Work instructions: The entries below are to be written out again without alteration.

Data extract:
::::::
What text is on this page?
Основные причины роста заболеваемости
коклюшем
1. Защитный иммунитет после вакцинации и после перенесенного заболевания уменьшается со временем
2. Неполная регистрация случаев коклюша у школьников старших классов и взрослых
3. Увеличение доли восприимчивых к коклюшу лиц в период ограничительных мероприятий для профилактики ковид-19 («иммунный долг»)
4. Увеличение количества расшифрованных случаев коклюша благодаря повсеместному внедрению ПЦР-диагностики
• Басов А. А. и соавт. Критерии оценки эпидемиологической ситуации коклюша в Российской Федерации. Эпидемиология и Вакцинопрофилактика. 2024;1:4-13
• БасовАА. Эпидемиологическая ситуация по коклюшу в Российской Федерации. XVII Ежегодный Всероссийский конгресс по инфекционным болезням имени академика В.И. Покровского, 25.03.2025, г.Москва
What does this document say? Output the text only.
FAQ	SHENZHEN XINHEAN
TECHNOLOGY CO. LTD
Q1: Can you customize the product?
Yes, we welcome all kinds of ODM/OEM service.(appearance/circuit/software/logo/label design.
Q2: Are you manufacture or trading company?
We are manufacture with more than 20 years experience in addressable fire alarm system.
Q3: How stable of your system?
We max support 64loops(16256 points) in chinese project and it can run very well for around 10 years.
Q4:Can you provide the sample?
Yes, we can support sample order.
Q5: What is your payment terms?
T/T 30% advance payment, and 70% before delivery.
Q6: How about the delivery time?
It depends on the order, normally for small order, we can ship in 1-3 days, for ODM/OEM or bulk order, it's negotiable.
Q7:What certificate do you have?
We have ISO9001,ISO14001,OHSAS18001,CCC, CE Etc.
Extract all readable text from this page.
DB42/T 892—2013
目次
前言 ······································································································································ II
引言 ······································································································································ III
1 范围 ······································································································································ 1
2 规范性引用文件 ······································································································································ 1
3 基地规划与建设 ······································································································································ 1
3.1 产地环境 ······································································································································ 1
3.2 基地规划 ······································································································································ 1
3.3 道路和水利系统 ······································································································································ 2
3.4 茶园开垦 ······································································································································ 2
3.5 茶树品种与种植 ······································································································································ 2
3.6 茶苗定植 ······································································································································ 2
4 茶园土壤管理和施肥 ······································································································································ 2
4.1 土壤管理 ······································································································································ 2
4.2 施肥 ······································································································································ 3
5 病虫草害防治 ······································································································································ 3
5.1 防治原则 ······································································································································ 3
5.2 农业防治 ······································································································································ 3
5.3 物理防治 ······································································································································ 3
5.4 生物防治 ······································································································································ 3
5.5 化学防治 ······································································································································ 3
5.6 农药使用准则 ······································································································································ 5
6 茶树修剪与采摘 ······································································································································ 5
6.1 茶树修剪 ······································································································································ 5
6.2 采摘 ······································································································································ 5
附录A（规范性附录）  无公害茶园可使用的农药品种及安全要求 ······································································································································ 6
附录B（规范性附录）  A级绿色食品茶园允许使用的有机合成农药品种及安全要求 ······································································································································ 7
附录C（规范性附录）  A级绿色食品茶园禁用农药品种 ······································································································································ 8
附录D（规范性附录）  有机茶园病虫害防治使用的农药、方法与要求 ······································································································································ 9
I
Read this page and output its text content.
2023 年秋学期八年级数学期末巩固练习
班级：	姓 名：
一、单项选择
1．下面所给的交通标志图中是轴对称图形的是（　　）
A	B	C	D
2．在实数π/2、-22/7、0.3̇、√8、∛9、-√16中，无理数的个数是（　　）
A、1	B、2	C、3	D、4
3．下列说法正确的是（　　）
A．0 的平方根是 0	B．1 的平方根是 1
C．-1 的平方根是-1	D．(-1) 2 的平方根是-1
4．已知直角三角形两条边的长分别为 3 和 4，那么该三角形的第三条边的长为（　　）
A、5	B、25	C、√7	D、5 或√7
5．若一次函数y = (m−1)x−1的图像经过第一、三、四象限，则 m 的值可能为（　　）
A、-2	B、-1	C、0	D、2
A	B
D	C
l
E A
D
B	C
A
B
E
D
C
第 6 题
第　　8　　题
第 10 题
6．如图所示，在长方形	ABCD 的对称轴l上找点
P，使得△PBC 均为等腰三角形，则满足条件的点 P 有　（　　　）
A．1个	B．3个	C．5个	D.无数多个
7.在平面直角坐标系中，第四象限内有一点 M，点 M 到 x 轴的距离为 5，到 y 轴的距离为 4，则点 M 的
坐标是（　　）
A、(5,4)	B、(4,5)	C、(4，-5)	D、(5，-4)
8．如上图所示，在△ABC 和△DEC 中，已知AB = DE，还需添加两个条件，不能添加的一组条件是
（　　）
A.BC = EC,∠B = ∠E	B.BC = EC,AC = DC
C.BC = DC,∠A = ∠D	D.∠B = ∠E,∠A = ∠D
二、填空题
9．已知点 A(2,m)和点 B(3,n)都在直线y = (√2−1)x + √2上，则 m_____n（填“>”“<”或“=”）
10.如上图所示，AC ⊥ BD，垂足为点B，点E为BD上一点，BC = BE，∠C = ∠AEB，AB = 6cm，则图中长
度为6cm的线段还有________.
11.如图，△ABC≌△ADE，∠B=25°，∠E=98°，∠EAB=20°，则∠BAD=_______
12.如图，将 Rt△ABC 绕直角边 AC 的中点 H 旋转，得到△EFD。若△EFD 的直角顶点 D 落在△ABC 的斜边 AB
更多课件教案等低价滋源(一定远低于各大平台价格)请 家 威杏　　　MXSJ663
::::::
The response:
What text is on this page?
Основные причины роста заболеваемости
коклюшем
1. Защитный иммунитет после вакцинации и после перенесенного заболевания уменьшается со временем
2. Неполная регистрация случаев коклюша у школьников старших классов и взрослых
3. Увеличение доли восприимчивых к коклюшу лиц в период ограничительных мероприятий для профилактики ковид-19 («иммунный долг»)
4. Увеличение количества расшифрованных случаев коклюша благодаря повсеместному внедрению ПЦР-диагностики
• Басов А. А. и соавт. Критерии оценки эпидемиологической ситуации коклюша в Российской Федерации. Эпидемиология и Вакцинопрофилактика. 2024;1:4-13
• БасовАА. Эпидемиологическая ситуация по коклюшу в Российской Федерации. XVII Ежегодный Всероссийский конгресс по инфекционным болезням имени академика В.И. Покровского, 25.03.2025, г.Москва
What does this document say? Output the text only.
FAQ	SHENZHEN XINHEAN
TECHNOLOGY CO. LTD
Q1: Can you customize the product?
Yes, we welcome all kinds of ODM/OEM service.(appearance/circuit/software/logo/label design.
Q2: Are you manufacture or trading company?
We are manufacture with more than 20 years experience in addressable fire alarm system.
Q3: How stable of your system?
We max support 64loops(16256 points) in chinese project and it can run very well for around 10 years.
Q4:Can you provide the sample?
Yes, we can support sample order.
Q5: What is your payment terms?
T/T 30% advance payment, and 70% before delivery.
Q6: How about the delivery time?
It depends on the order, normally for small order, we can ship in 1-3 days, for ODM/OEM or bulk order, it's negotiable.
Q7:What certificate do you have?
We have ISO9001,ISO14001,OHSAS18001,CCC, CE Etc.
Extract all readable text from this page.
DB42/T 892—2013
目次
前言 ······································································································································ II
引言 ······································································································································ III
1 范围 ······································································································································ 1
2 规范性引用文件 ······································································································································ 1
3 基地规划与建设 ······································································································································ 1
3.1 产地环境 ······································································································································ 1
3.2 基地规划 ······································································································································ 1
3.3 道路和水利系统 ······································································································································ 2
3.4 茶园开垦 ······································································································································ 2
3.5 茶树品种与种植 ······································································································································ 2
3.6 茶苗定植 ······································································································································ 2
4 茶园土壤管理和施肥 ······································································································································ 2
4.1 土壤管理 ······································································································································ 2
4.2 施肥 ······································································································································ 3
5 病虫草害防治 ······································································································································ 3
5.1 防治原则 ······································································································································ 3
5.2 农业防治 ······································································································································ 3
5.3 物理防治 ······································································································································ 3
5.4 生物防治 ······································································································································ 3
5.5 化学防治 ······································································································································ 3
5.6 农药使用准则 ······································································································································ 5
6 茶树修剪与采摘 ······································································································································ 5
6.1 茶树修剪 ······································································································································ 5
6.2 采摘 ······································································································································ 5
附录A（规范性附录）  无公害茶园可使用的农药品种及安全要求 ······································································································································ 6
附录B（规范性附录）  A级绿色食品茶园允许使用的有机合成农药品种及安全要求 ······································································································································ 7
附录C（规范性附录）  A级绿色食品茶园禁用农药品种 ······································································································································ 8
附录D（规范性附录）  有机茶园病虫害防治使用的农药、方法与要求 ······································································································································ 9
I
Read this page and output its text content.
2023 年秋学期八年级数学期末巩固练习
班级：	姓 名：
一、单项选择
1．下面所给的交通标志图中是轴对称图形的是（　　）
A	B	C	D
2．在实数π/2、-22/7、0.3̇、√8、∛9、-√16中，无理数的个数是（　　）
A、1	B、2	C、3	D、4
3．下列说法正确的是（　　）
A．0 的平方根是 0	B．1 的平方根是 1
C．-1 的平方根是-1	D．(-1) 2 的平方根是-1
4．已知直角三角形两条边的长分别为 3 和 4，那么该三角形的第三条边的长为（　　）
A、5	B、25	C、√7	D、5 或√7
5．若一次函数y = (m−1)x−1的图像经过第一、三、四象限，则 m 的值可能为（　　）
A、-2	B、-1	C、0	D、2
A	B
D	C
l
E A
D
B	C
A
B
E
D
C
第 6 题
第　　8　　题
第 10 题
6．如图所示，在长方形	ABCD 的对称轴l上找点
P，使得△PBC 均为等腰三角形，则满足条件的点 P 有　（　　　）
A．1个	B．3个	C．5个	D.无数多个
7.在平面直角坐标系中，第四象限内有一点 M，点 M 到 x 轴的距离为 5，到 y 轴的距离为 4，则点 M 的
坐标是（　　）
A、(5,4)	B、(4,5)	C、(4，-5)	D、(5，-4)
8．如上图所示，在△ABC 和△DEC 中，已知AB = DE，还需添加两个条件，不能添加的一组条件是
（　　）
A.BC = EC,∠B = ∠E	B.BC = EC,AC = DC
C.BC = DC,∠A = ∠D	D.∠B = ∠E,∠A = ∠D
二、填空题
9．已知点 A(2,m)和点 B(3,n)都在直线y = (√2−1)x + √2上，则 m_____n（填“>”“<”或“=”）
10.如上图所示，AC ⊥ BD，垂足为点B，点E为BD上一点，BC = BE，∠C = ∠AEB，AB = 6cm，则图中长
度为6cm的线段还有________.
11.如图，△ABC≌△ADE，∠B=25°，∠E=98°，∠EAB=20°，则∠BAD=_______
12.如图，将 Rt△ABC 绕直角边 AC 的中点 H 旋转，得到△EFD。若△EFD 的直角顶点 D 落在△ABC 的斜边 AB
更多课件教案等低价滋源(一定远低于各大平台价格)请 家 威杏　　　MXSJ663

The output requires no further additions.